■ Aim of the task ■
Rewrite the lines of the records from the one containing "time-tick-label: 13 Jun" through the one containing "session-status-icon bbox=[858, 54, 864, 60]", putting "candle-rect" wherever "candle-body" appears and leaving everything else as it is.

=====

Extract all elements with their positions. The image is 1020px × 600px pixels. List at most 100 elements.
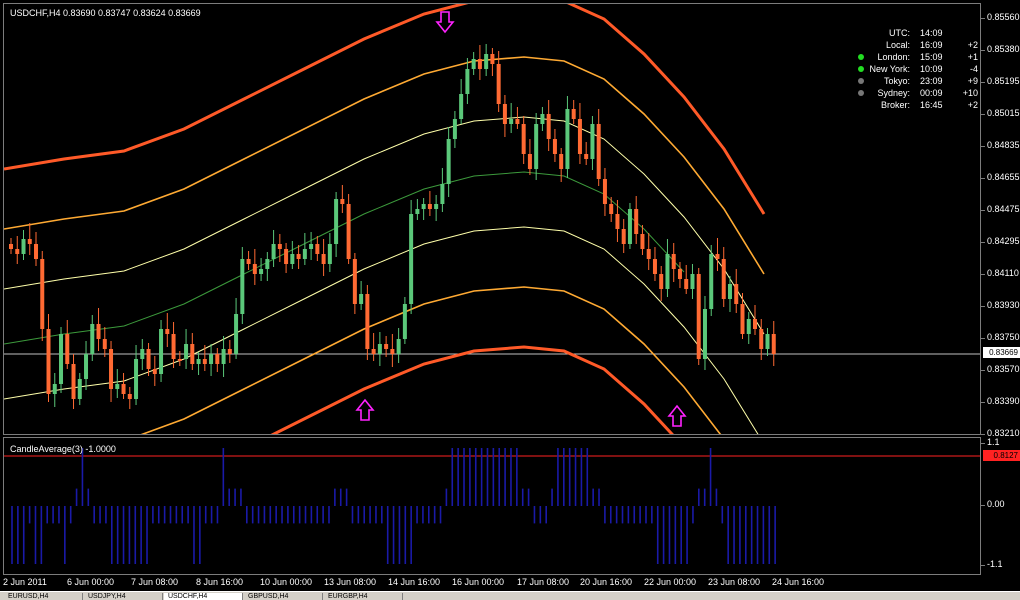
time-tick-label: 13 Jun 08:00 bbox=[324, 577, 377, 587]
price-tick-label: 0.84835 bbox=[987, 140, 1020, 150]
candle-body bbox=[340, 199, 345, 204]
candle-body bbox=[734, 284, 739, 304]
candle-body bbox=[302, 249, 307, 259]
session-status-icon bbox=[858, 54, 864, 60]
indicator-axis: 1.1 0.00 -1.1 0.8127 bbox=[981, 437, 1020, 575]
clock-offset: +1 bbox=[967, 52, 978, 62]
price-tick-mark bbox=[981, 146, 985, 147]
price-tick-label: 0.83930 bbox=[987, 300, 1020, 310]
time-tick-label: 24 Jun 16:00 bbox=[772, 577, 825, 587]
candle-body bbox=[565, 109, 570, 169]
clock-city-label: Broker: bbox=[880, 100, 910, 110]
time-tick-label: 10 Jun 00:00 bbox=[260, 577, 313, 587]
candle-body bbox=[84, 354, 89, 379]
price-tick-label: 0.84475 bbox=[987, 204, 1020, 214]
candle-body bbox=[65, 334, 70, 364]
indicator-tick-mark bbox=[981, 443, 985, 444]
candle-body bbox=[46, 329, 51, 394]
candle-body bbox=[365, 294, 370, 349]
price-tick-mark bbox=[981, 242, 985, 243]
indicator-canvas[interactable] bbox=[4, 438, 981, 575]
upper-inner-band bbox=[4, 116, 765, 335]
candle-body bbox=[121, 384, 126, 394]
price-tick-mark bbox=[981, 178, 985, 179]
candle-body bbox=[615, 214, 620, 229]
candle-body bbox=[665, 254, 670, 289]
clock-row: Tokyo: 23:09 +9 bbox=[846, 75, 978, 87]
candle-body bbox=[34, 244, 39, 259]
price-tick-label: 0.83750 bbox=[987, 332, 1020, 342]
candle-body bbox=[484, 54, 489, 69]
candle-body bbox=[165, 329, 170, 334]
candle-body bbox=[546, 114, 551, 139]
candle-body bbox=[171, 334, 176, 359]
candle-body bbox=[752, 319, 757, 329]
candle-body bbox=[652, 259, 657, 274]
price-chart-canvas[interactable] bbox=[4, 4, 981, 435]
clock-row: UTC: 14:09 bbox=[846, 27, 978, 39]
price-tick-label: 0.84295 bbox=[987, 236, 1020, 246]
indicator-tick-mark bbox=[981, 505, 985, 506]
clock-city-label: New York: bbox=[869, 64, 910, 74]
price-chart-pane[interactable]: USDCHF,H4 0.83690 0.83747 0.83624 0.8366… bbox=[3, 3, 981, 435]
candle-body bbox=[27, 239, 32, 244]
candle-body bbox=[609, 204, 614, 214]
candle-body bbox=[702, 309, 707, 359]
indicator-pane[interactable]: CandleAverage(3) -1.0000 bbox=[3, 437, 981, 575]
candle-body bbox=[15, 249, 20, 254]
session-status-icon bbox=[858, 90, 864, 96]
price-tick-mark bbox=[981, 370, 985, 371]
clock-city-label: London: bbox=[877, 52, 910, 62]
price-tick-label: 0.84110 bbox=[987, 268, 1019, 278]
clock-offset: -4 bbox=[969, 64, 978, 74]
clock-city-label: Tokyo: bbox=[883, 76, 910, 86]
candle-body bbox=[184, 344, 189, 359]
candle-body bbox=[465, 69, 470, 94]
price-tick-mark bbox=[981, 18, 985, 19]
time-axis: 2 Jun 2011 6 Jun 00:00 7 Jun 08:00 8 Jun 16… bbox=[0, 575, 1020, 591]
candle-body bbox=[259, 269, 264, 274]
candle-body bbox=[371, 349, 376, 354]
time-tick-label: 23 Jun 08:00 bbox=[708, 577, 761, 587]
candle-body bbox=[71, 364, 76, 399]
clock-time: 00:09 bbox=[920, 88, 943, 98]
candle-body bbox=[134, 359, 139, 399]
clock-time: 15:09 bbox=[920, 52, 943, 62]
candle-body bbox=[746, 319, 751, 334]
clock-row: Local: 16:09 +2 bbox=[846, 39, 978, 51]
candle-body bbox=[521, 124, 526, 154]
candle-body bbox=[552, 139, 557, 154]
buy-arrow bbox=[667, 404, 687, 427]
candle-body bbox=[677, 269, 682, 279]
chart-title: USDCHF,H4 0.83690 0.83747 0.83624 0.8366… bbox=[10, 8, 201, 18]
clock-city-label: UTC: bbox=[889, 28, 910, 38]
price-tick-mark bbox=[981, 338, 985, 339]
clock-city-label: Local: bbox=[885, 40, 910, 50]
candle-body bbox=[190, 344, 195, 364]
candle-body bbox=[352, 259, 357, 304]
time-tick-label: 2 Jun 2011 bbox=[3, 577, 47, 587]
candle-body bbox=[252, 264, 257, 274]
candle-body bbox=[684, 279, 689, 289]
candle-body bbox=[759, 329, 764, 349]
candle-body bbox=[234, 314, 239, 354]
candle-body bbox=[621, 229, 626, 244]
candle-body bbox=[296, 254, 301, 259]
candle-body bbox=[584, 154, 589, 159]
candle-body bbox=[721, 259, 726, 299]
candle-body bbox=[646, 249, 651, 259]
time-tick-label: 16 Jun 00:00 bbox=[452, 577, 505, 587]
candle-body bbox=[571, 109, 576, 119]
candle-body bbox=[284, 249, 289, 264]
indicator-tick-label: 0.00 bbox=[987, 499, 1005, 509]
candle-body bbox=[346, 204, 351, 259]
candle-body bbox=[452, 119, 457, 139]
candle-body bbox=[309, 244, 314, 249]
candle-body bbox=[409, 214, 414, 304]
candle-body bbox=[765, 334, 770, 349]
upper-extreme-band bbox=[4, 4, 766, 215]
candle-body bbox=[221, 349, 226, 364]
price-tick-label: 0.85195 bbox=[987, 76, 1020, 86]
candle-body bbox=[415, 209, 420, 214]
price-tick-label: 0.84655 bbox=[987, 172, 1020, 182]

=====

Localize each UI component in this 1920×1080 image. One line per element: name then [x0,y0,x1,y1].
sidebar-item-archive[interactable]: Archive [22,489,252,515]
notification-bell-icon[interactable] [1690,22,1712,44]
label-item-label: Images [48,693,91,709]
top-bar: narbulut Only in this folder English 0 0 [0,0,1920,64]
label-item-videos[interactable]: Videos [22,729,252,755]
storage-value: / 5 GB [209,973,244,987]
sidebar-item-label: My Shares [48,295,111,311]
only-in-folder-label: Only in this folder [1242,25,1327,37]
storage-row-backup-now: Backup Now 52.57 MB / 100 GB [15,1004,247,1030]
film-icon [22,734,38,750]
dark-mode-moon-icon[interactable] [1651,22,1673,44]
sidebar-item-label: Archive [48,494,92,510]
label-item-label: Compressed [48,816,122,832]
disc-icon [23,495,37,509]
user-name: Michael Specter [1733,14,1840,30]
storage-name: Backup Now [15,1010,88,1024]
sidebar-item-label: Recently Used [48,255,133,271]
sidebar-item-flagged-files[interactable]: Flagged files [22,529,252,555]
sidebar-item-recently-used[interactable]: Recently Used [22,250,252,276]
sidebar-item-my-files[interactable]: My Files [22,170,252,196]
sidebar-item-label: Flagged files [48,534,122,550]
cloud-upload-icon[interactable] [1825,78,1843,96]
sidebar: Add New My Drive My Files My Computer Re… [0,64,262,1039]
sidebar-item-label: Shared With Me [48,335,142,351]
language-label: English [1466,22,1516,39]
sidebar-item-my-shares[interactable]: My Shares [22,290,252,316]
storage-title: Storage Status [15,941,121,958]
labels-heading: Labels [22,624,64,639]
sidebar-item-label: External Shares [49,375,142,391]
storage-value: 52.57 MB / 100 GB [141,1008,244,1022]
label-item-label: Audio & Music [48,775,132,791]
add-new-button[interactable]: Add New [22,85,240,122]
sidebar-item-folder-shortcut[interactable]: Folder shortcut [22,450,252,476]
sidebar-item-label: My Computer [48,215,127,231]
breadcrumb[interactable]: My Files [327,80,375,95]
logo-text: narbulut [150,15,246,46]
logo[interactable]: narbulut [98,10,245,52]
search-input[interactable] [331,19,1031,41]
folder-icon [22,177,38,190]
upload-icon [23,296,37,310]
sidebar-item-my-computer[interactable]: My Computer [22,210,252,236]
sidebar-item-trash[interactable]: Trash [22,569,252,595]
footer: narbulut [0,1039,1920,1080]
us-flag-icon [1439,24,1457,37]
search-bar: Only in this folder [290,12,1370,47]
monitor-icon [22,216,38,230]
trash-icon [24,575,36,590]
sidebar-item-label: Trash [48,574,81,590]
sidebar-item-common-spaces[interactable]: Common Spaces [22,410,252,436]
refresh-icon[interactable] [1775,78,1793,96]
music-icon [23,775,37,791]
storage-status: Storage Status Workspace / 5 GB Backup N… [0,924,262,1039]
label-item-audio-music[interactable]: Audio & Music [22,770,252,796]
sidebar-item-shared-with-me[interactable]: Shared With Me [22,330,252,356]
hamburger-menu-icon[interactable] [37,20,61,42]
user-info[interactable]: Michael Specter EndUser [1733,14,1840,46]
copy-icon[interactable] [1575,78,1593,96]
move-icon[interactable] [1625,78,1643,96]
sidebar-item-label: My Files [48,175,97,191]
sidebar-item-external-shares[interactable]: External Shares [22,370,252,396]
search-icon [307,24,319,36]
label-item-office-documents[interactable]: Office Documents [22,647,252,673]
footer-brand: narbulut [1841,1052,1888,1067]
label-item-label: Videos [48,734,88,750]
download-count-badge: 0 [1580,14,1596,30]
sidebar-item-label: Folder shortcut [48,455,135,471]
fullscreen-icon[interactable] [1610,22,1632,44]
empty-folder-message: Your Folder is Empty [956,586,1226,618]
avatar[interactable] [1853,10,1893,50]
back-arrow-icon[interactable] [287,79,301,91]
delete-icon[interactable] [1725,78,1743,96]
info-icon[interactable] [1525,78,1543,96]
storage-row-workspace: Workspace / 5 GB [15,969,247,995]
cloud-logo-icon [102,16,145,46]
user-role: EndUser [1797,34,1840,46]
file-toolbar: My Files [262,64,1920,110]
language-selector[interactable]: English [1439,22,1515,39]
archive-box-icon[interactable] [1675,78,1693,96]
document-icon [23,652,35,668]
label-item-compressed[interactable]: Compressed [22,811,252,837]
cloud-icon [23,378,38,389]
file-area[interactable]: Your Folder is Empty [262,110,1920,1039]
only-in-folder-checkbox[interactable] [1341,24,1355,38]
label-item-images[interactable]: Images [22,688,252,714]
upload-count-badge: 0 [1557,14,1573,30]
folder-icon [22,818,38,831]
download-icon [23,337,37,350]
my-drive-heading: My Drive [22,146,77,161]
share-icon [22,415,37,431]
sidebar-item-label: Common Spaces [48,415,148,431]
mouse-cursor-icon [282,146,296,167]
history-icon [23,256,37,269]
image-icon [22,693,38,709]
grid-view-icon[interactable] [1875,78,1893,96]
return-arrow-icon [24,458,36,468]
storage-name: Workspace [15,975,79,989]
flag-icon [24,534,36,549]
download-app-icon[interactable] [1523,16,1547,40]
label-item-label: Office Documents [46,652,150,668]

=====

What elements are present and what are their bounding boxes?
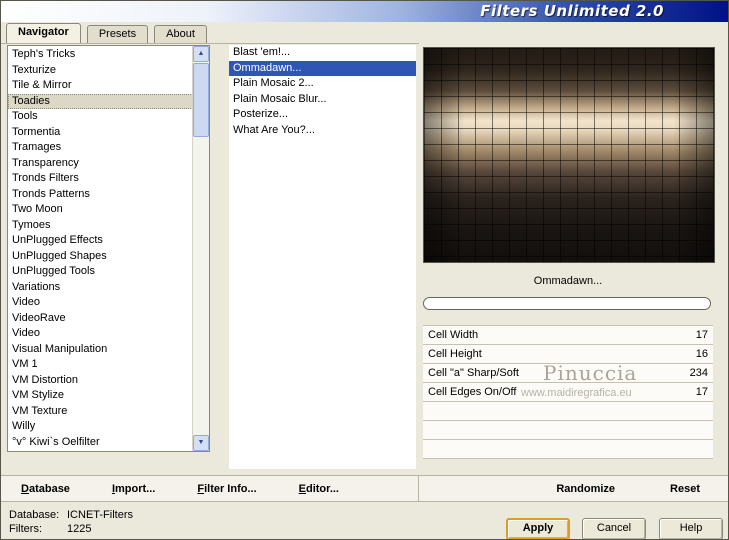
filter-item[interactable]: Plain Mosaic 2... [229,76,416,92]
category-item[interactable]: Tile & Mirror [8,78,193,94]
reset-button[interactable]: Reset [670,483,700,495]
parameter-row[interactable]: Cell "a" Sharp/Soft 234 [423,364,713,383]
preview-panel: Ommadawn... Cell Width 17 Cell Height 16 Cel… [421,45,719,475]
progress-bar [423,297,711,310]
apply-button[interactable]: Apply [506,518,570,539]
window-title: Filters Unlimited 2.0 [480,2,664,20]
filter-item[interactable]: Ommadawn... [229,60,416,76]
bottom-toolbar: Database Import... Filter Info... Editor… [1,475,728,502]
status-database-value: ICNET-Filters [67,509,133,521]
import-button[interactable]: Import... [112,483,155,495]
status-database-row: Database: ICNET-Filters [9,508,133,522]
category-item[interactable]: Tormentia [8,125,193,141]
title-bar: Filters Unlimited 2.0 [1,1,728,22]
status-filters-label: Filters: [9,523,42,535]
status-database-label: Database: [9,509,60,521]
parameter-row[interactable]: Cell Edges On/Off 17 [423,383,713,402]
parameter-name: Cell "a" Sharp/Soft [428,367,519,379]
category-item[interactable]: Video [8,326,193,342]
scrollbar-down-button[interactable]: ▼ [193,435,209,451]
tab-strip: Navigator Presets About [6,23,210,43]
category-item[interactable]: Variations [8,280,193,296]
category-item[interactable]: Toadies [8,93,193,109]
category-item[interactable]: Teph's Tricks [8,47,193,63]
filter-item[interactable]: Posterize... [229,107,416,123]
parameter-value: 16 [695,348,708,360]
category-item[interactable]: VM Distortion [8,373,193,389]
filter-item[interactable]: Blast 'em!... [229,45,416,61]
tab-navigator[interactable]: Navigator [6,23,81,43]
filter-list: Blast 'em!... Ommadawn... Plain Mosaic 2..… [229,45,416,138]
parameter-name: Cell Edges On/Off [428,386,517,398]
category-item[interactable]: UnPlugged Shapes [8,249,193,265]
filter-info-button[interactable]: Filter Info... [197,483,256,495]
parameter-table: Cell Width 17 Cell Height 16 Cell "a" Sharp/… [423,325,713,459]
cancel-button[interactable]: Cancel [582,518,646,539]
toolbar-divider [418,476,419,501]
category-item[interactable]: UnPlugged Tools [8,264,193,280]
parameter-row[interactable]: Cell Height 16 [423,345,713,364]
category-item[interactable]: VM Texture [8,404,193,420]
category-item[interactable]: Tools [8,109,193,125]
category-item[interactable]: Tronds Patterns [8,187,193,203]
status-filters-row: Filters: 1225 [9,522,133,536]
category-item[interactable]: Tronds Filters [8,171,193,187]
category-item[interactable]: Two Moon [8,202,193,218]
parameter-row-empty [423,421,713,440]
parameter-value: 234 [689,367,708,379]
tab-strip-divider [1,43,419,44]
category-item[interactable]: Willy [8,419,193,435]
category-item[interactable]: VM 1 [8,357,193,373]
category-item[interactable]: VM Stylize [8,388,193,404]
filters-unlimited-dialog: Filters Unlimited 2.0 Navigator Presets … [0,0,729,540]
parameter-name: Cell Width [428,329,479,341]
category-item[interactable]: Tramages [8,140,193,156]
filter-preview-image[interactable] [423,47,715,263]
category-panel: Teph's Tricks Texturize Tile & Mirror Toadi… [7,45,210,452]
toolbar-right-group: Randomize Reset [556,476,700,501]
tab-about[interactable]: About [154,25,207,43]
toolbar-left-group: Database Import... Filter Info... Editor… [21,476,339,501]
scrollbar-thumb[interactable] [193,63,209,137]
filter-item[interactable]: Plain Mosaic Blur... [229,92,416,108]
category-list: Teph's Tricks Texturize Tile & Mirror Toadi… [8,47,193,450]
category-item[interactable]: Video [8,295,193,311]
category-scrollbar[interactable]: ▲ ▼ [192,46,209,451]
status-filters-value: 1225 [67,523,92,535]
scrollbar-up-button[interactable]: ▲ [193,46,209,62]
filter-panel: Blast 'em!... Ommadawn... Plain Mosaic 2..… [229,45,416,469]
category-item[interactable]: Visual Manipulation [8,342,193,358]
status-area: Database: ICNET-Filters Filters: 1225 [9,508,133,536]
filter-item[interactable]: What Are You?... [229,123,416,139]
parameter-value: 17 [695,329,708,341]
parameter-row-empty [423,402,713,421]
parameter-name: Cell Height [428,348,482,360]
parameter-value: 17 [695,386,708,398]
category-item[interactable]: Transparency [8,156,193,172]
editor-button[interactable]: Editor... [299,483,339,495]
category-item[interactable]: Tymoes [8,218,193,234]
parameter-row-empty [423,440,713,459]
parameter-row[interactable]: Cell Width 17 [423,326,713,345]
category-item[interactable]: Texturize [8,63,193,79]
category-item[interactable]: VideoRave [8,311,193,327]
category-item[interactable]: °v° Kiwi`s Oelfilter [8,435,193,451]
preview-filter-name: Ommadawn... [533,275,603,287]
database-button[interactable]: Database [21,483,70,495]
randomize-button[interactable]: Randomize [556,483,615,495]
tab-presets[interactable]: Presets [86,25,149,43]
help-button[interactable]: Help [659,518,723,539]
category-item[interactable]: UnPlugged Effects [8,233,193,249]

=====

■ Reply ■
time-tick-label: 13 Jun 08:00 bbox=[324, 577, 377, 587]
price-tick-label: 0.84835 bbox=[987, 140, 1020, 150]
candle-rect bbox=[340, 199, 345, 204]
candle-rect bbox=[734, 284, 739, 304]
candle-rect bbox=[302, 249, 307, 259]
session-status-icon bbox=[858, 54, 864, 60]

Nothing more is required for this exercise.